TASK BRIEF
Copy the full set of lines exactly as given.

INFORMATION PROVIDED
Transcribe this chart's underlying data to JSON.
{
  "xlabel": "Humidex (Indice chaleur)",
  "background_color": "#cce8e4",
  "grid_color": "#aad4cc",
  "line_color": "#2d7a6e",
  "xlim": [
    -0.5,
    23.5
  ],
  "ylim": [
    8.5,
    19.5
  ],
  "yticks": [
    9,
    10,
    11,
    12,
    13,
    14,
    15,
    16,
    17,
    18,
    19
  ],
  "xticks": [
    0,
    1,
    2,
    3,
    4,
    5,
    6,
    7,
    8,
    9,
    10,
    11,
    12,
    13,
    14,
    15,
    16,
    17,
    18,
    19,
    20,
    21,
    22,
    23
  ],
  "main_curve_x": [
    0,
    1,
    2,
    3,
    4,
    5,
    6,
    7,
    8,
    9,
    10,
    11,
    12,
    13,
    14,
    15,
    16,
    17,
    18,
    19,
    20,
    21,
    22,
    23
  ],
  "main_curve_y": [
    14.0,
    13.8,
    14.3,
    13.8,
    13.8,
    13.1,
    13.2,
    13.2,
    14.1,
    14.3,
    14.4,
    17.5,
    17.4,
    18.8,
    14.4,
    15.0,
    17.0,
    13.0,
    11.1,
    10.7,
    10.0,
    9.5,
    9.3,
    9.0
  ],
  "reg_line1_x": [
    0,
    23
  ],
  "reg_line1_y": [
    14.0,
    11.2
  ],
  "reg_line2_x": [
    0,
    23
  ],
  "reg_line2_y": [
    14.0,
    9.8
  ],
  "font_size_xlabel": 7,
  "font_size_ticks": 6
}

RESPONSE BELOW
Transcribe this chart's underlying data to JSON.
{
  "xlabel": "Humidex (Indice chaleur)",
  "background_color": "#cce8e4",
  "grid_color": "#aad4cc",
  "line_color": "#2d7a6e",
  "xlim": [
    -0.5,
    23.5
  ],
  "ylim": [
    8.5,
    19.5
  ],
  "yticks": [
    9,
    10,
    11,
    12,
    13,
    14,
    15,
    16,
    17,
    18,
    19
  ],
  "xticks": [
    0,
    1,
    2,
    3,
    4,
    5,
    6,
    7,
    8,
    9,
    10,
    11,
    12,
    13,
    14,
    15,
    16,
    17,
    18,
    19,
    20,
    21,
    22,
    23
  ],
  "main_curve_x": [
    0,
    1,
    2,
    3,
    4,
    5,
    6,
    7,
    8,
    9,
    10,
    11,
    12,
    13,
    14,
    15,
    16,
    17,
    18,
    19,
    20,
    21,
    22,
    23
  ],
  "main_curve_y": [
    14.0,
    13.8,
    14.3,
    13.8,
    13.8,
    13.1,
    13.2,
    13.2,
    14.1,
    14.3,
    14.4,
    17.5,
    17.4,
    18.8,
    14.4,
    15.0,
    17.0,
    13.0,
    11.1,
    10.7,
    10.0,
    9.5,
    9.3,
    9.0
  ],
  "reg_line1_x": [
    0,
    23
  ],
  "reg_line1_y": [
    14.0,
    11.2
  ],
  "reg_line2_x": [
    0,
    23
  ],
  "reg_line2_y": [
    14.0,
    9.8
  ],
  "font_size_xlabel": 7,
  "font_size_ticks": 6
}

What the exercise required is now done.